_DIRECTIVE_
From the data below, pick out every line containing the string "page", matching case exactly.

Visual layout annotation data:
:::::

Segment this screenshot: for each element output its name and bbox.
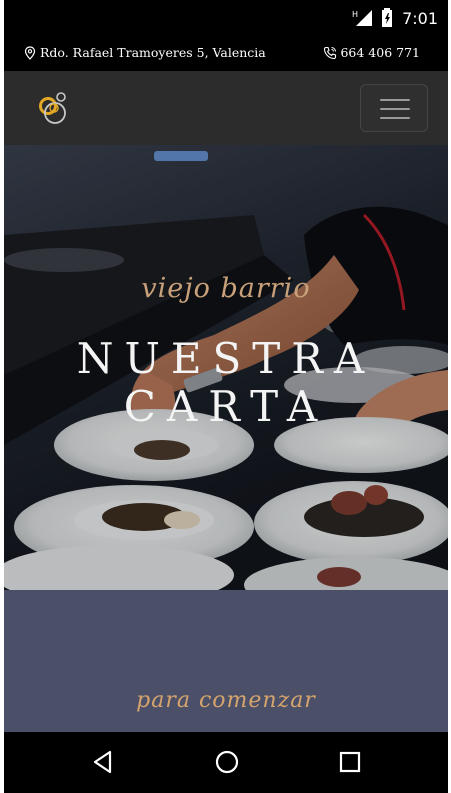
menu-toggle-button[interactable] [360,84,428,132]
page-title: NUESTRA CARTA [4,335,448,431]
section-heading: para comenzar [136,688,316,713]
hero-subtitle: viejo barrio [141,273,311,304]
restaurant-logo[interactable] [34,89,74,129]
status-bar: H 7:01 [4,0,448,37]
address-text: Rdo. Rafael Tramoyeres 5, Valencia [40,45,266,60]
back-button[interactable] [90,749,116,775]
hamburger-icon [380,99,410,101]
recents-square-icon [339,751,361,773]
home-circle-icon [215,750,239,774]
menu-section: para comenzar [4,590,448,732]
hero-banner: viejo barrio NUESTRA CARTA [4,145,448,590]
app-frame: H 7:01 Rdo. Rafael Tramoyeres 5, Valenci… [4,0,448,793]
page-title-line-2: CARTA [123,382,329,431]
system-navigation-bar [4,732,448,793]
address-link[interactable]: Rdo. Rafael Tramoyeres 5, Valencia [24,45,266,60]
phone-text: 664 406 771 [340,45,420,60]
phone-link[interactable]: 664 406 771 [323,45,420,60]
signal-icon: H [352,8,374,28]
hamburger-icon-line [380,108,410,110]
contact-bar: Rdo. Rafael Tramoyeres 5, Valencia 664 4… [4,37,448,71]
battery-icon [380,8,396,28]
recents-button[interactable] [337,749,363,775]
phone-icon [324,46,337,59]
svg-text:H: H [352,10,358,19]
back-triangle-icon [93,750,112,774]
status-time: 7:01 [402,8,438,28]
navbar [4,71,448,145]
hamburger-icon-line [380,117,410,119]
location-pin-icon [24,45,36,60]
page-title-line-1: NUESTRA [76,334,376,383]
home-button[interactable] [214,749,240,775]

:::::

_RESULT OF THE TASK_
page-title: NUESTRA CARTA [4,335,448,431]
page-title-line-2: CARTA [123,382,329,431]
page-title-line-1: NUESTRA [76,334,376,383]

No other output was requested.